Exercise instructions: Work out how many lines of the material below contain the string "poniższy". Give only the number.

BEGIN Source records

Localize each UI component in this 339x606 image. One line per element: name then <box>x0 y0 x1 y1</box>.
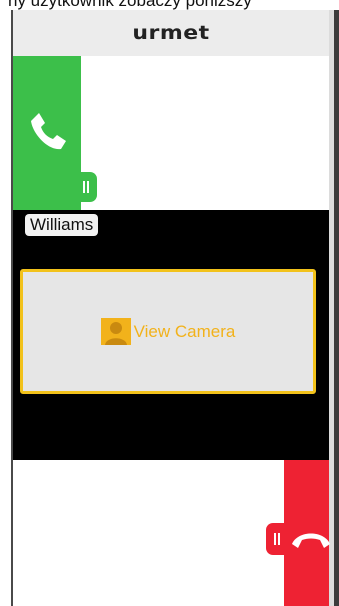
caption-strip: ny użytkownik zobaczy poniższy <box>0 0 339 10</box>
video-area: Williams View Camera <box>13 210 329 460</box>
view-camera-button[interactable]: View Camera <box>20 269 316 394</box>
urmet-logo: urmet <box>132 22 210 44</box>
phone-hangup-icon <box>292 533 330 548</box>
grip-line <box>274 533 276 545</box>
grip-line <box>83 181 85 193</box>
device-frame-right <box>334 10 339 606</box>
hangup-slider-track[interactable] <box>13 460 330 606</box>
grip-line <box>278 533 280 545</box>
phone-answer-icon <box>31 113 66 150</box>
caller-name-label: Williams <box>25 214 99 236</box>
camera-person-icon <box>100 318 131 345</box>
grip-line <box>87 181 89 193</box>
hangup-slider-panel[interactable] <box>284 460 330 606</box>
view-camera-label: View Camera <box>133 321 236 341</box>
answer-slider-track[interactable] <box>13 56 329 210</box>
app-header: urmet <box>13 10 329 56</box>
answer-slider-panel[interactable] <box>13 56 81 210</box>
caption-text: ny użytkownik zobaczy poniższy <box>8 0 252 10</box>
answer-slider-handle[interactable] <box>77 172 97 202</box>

END Source records
BEGIN Source records

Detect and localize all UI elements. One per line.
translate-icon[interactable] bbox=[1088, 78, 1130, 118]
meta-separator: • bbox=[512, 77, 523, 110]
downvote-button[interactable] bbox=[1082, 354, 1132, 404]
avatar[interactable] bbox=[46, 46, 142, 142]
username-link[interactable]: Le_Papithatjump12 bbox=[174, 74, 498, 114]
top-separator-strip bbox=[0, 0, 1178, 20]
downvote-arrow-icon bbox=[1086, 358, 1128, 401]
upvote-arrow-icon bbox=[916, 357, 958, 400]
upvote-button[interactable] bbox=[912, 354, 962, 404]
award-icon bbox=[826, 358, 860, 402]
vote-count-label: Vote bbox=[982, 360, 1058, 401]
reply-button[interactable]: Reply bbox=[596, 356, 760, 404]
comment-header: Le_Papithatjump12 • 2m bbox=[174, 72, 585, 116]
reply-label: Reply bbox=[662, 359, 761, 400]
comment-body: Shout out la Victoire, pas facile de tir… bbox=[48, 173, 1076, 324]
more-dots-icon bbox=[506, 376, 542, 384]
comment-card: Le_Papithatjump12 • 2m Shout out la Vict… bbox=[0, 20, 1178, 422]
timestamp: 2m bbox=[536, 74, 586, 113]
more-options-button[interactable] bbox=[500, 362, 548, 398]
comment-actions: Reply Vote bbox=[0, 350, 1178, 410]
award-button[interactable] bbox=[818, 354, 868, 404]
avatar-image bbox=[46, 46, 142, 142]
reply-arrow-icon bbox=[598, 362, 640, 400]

END Source records

Written response: 2